- Records supplied

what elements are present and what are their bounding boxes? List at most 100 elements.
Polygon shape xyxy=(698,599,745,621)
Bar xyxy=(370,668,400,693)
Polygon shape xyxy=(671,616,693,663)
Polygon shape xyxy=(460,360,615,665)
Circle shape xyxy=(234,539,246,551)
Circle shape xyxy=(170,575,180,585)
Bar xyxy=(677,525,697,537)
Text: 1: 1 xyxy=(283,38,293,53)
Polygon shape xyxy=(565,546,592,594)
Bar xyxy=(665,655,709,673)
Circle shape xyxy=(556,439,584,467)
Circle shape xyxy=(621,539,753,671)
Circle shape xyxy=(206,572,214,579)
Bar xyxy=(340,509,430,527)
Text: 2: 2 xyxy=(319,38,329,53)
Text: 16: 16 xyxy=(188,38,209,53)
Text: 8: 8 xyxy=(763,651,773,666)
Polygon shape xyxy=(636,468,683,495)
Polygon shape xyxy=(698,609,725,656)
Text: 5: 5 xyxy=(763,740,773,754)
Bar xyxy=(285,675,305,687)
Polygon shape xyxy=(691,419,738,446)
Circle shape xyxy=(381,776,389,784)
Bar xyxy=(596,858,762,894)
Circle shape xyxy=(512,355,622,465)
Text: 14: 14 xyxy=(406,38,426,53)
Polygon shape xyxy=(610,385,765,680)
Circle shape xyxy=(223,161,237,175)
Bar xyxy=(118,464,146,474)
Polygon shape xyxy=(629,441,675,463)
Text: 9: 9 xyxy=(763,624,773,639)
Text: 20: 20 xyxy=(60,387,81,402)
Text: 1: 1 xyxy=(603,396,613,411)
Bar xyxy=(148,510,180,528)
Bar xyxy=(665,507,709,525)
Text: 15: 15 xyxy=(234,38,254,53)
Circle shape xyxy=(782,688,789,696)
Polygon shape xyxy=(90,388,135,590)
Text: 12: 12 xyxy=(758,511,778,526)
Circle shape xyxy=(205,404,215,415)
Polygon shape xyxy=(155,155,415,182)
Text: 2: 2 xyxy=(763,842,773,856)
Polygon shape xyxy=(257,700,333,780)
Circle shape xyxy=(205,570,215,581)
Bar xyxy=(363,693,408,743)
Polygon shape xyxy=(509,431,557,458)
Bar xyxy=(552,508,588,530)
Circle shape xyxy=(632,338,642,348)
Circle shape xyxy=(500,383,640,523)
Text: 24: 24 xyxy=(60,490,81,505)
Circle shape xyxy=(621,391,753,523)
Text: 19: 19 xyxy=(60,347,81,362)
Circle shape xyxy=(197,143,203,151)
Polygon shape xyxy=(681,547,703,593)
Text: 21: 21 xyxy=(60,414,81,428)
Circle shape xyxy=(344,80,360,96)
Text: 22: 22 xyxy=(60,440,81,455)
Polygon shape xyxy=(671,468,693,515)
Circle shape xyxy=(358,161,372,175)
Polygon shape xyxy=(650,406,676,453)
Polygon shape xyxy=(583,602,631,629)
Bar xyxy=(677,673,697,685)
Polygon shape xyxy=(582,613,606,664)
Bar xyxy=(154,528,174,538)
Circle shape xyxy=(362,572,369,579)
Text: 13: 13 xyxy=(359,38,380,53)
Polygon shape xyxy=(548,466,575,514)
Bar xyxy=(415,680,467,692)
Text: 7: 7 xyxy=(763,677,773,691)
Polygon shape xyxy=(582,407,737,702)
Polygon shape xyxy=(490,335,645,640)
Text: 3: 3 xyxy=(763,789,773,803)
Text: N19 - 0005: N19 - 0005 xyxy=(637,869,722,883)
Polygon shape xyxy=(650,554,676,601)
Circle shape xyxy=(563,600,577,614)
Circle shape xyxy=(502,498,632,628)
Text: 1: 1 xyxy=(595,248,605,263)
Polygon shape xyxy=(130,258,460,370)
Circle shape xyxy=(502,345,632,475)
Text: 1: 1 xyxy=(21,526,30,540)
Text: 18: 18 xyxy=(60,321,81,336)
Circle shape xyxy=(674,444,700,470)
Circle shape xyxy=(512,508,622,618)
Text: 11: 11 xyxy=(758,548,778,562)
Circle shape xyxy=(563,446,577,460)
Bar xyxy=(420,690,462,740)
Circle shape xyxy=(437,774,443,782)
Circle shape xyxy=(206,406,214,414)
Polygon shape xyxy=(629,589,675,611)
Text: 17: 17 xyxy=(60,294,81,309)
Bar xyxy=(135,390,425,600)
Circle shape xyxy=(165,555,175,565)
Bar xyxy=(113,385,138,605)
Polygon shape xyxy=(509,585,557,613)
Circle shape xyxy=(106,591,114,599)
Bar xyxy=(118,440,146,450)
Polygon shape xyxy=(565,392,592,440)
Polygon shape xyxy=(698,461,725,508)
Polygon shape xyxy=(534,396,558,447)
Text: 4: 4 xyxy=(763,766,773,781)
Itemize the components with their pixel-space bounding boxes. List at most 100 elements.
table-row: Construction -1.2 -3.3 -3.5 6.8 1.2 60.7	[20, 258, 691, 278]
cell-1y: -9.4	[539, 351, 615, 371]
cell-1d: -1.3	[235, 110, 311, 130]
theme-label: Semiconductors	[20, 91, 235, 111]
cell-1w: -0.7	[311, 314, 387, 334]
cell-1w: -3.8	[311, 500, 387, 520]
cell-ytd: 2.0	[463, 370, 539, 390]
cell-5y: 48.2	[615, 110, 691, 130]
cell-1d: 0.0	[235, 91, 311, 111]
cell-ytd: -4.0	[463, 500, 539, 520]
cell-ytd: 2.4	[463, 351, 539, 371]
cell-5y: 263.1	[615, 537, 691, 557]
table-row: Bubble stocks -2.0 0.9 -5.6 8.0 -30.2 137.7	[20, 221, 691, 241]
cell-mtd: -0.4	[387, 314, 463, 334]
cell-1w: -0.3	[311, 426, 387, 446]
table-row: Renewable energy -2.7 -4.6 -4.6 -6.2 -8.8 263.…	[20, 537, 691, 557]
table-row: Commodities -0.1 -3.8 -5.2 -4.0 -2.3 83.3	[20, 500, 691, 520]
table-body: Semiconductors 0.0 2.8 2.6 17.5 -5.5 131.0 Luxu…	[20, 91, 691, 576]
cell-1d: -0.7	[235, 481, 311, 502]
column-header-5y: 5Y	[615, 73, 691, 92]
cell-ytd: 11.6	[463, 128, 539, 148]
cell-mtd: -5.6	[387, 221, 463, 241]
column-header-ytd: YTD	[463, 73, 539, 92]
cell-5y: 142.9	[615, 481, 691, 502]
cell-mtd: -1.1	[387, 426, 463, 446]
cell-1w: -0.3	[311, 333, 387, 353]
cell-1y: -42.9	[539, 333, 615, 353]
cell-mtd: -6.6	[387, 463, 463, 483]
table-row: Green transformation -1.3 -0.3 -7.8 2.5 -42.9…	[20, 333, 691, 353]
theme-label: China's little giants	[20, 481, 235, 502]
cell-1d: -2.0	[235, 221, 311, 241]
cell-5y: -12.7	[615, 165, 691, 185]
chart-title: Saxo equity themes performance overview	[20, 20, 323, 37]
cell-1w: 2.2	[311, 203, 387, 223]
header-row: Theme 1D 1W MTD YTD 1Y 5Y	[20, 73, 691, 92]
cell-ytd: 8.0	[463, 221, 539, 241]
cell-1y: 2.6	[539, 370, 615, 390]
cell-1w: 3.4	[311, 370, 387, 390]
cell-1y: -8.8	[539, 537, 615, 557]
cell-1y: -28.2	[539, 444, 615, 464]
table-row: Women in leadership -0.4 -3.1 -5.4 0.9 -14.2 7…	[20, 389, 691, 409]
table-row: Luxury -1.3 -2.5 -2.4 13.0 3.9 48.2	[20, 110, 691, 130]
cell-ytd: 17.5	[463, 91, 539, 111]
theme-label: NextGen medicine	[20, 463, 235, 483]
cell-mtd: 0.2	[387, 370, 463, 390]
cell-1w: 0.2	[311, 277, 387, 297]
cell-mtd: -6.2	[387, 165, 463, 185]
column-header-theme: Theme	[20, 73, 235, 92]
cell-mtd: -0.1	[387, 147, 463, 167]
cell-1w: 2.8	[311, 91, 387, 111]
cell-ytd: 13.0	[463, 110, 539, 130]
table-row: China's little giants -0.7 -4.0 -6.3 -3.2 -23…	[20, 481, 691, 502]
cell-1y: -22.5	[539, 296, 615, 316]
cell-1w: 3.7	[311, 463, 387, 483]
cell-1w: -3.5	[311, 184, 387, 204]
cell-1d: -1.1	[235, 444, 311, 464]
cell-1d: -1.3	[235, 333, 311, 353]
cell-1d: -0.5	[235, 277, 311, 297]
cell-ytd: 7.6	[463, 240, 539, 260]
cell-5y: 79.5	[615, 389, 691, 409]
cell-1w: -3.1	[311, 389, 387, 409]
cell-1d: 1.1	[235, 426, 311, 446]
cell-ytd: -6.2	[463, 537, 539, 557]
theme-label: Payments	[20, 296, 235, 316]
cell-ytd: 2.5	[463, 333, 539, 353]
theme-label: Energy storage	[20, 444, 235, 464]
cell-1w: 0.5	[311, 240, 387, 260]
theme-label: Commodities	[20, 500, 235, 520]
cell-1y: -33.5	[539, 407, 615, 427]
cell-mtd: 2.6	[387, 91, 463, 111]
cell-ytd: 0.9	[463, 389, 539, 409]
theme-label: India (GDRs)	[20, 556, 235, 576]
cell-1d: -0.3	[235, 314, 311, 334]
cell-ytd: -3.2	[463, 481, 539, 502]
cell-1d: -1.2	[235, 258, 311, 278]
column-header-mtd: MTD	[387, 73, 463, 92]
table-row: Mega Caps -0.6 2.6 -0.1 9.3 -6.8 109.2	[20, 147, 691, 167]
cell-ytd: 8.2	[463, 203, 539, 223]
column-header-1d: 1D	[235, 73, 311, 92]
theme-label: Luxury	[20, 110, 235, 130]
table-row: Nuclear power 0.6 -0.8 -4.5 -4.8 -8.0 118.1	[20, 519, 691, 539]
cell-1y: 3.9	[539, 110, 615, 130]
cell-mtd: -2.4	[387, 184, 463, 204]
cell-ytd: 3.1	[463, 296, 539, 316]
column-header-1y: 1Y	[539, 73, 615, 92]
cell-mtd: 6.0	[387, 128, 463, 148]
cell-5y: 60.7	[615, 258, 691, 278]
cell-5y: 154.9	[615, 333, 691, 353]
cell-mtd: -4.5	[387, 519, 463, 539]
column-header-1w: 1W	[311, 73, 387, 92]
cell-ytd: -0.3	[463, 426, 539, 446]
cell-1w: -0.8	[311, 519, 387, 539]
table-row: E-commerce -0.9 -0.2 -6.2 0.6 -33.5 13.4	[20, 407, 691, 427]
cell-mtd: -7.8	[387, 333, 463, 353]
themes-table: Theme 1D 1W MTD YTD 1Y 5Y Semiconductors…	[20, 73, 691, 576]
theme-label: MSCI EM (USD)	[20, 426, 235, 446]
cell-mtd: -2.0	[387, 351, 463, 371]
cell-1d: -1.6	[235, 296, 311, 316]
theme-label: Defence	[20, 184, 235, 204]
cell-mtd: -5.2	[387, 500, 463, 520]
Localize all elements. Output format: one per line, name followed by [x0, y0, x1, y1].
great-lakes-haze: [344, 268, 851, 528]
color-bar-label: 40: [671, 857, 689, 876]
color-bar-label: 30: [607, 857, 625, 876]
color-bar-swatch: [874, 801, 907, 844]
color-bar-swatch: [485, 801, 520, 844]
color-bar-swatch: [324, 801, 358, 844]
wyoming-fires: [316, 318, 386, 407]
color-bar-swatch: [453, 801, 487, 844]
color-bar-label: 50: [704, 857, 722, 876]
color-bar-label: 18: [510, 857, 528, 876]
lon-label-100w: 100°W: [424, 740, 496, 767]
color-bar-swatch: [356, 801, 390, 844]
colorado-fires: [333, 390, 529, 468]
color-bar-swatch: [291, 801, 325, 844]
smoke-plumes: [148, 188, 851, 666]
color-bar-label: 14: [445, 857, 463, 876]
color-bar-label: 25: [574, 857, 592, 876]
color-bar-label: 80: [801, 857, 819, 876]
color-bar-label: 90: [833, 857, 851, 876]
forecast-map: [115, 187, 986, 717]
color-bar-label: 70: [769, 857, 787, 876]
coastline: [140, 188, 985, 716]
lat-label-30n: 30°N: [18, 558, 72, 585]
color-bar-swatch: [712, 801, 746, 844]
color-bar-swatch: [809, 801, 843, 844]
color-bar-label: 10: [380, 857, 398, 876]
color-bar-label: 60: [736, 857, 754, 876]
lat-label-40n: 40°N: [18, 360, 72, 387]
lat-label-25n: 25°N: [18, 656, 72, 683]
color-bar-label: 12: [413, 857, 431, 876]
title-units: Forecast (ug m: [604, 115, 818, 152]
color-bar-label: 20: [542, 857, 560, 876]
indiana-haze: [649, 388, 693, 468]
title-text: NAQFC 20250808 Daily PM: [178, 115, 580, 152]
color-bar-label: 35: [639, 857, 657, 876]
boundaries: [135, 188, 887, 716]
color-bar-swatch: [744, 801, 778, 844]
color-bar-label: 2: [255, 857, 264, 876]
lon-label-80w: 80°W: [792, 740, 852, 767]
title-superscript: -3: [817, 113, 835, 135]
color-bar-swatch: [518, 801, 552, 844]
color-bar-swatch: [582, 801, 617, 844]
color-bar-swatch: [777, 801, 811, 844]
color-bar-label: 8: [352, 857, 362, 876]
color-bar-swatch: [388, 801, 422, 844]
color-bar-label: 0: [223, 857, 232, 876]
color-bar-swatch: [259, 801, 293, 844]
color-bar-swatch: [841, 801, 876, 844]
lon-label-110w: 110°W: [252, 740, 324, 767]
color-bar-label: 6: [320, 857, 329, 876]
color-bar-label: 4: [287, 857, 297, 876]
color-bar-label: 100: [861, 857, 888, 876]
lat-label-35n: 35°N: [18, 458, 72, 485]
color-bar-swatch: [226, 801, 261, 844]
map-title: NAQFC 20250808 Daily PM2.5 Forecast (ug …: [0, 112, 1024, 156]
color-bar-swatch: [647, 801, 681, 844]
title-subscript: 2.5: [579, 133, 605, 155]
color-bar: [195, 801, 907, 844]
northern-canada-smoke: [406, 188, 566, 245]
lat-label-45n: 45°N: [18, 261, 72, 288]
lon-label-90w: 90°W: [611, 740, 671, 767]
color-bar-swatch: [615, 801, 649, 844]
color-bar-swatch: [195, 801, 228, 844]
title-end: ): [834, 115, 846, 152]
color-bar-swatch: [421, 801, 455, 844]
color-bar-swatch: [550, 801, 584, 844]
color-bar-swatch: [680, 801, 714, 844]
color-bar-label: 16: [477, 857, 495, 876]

- Required task
Copy the entries verbatim, beginning with the first line and ending with the line that contains "Circle shape xyxy=(206,572,214,579)", both included.

- Output for this task
what elements are present and what are their bounding boxes? List at most 100 elements.
Polygon shape xyxy=(698,599,745,621)
Bar xyxy=(370,668,400,693)
Polygon shape xyxy=(671,616,693,663)
Polygon shape xyxy=(460,360,615,665)
Circle shape xyxy=(234,539,246,551)
Circle shape xyxy=(170,575,180,585)
Bar xyxy=(677,525,697,537)
Text: 1: 1 xyxy=(283,38,293,53)
Polygon shape xyxy=(565,546,592,594)
Bar xyxy=(665,655,709,673)
Circle shape xyxy=(556,439,584,467)
Circle shape xyxy=(621,539,753,671)
Circle shape xyxy=(206,572,214,579)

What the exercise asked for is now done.